--- Excerpted records ---

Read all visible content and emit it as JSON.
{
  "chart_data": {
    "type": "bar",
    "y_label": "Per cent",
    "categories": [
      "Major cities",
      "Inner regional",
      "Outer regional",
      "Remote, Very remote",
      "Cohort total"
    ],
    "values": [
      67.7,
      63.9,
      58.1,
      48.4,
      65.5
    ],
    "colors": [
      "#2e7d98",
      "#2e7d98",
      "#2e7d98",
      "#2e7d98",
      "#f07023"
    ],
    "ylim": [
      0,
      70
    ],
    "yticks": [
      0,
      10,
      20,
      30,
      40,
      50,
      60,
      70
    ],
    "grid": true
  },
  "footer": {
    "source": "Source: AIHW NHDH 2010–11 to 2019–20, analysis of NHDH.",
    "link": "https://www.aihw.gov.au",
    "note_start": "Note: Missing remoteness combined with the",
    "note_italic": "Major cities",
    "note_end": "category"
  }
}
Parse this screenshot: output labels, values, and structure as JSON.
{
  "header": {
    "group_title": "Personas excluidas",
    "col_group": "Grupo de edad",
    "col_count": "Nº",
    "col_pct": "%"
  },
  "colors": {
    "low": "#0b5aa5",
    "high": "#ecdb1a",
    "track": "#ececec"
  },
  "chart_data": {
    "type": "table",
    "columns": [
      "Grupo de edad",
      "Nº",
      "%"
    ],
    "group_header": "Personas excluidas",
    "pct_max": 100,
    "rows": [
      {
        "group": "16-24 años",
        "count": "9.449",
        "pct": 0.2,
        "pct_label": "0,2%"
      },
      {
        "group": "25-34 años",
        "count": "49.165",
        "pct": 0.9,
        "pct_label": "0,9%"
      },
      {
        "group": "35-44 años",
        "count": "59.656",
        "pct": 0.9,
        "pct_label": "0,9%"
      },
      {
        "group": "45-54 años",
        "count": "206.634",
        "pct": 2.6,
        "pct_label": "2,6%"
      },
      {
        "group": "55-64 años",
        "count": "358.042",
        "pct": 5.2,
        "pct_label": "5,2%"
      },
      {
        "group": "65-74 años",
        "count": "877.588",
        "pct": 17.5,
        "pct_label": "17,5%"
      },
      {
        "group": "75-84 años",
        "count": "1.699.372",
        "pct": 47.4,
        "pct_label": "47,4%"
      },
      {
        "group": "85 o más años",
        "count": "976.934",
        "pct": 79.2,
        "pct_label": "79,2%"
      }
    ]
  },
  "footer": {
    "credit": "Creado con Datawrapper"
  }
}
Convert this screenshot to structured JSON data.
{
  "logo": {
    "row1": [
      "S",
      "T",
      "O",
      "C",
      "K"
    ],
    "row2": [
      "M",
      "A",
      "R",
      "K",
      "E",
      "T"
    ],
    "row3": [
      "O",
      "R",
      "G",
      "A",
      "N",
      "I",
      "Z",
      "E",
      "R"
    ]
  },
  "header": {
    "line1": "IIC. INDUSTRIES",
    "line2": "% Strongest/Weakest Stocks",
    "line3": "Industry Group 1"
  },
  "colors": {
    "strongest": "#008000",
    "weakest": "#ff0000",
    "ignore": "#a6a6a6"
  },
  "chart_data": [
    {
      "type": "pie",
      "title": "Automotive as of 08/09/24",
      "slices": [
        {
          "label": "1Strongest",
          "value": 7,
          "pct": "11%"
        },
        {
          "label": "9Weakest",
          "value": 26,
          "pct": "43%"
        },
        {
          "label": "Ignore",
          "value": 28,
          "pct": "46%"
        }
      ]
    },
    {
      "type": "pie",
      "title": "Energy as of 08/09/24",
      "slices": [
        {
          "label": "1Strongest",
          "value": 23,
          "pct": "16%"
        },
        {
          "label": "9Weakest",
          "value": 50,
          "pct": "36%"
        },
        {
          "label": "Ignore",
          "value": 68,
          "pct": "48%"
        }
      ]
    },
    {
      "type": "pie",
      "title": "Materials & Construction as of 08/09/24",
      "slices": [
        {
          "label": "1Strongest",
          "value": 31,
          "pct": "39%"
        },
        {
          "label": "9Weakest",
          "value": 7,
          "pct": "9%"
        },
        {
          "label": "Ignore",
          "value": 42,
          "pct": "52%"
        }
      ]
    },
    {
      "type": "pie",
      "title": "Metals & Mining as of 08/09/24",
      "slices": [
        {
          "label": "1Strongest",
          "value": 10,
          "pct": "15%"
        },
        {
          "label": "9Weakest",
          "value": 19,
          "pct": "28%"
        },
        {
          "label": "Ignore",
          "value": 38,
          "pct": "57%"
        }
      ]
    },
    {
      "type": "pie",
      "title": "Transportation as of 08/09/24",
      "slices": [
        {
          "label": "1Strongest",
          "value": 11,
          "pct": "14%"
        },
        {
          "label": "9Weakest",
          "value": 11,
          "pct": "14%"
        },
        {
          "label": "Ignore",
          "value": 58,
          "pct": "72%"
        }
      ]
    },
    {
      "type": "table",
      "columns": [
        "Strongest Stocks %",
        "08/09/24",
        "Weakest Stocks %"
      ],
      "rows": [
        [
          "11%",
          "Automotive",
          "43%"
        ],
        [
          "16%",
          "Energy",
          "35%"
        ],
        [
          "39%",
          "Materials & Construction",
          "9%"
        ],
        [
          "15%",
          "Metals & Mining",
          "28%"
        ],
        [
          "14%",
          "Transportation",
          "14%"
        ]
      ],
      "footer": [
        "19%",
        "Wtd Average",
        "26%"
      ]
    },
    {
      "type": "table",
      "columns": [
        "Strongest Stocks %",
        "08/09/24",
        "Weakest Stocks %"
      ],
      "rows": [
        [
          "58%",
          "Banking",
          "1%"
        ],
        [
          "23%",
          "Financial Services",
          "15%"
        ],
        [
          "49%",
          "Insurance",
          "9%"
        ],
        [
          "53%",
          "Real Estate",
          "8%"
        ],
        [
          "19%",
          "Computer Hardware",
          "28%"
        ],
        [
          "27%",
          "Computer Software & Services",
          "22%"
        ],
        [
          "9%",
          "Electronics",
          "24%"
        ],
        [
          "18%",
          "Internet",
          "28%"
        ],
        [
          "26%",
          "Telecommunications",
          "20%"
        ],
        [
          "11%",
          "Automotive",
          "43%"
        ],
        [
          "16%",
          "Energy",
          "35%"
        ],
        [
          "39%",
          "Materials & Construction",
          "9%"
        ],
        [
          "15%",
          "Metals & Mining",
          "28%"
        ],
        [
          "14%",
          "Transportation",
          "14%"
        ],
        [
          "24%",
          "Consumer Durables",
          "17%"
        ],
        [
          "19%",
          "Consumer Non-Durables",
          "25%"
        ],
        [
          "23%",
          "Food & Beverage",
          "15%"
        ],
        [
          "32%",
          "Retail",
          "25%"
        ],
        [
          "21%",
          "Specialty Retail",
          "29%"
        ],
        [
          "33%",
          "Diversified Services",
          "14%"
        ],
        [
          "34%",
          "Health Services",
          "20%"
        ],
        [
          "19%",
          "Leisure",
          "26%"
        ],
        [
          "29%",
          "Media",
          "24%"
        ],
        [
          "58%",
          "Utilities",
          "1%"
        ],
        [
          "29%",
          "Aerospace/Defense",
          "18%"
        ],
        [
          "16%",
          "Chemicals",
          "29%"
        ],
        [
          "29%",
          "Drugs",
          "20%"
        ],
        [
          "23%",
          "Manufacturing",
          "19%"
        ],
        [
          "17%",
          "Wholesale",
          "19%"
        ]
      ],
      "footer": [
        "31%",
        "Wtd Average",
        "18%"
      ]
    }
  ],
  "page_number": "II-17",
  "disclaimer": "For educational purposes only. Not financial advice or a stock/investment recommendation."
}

---

Find the word "Durables" in the data and show each line that holds it.

* **Output below**
          "Consumer Durables",
          "Consumer Non-Durables",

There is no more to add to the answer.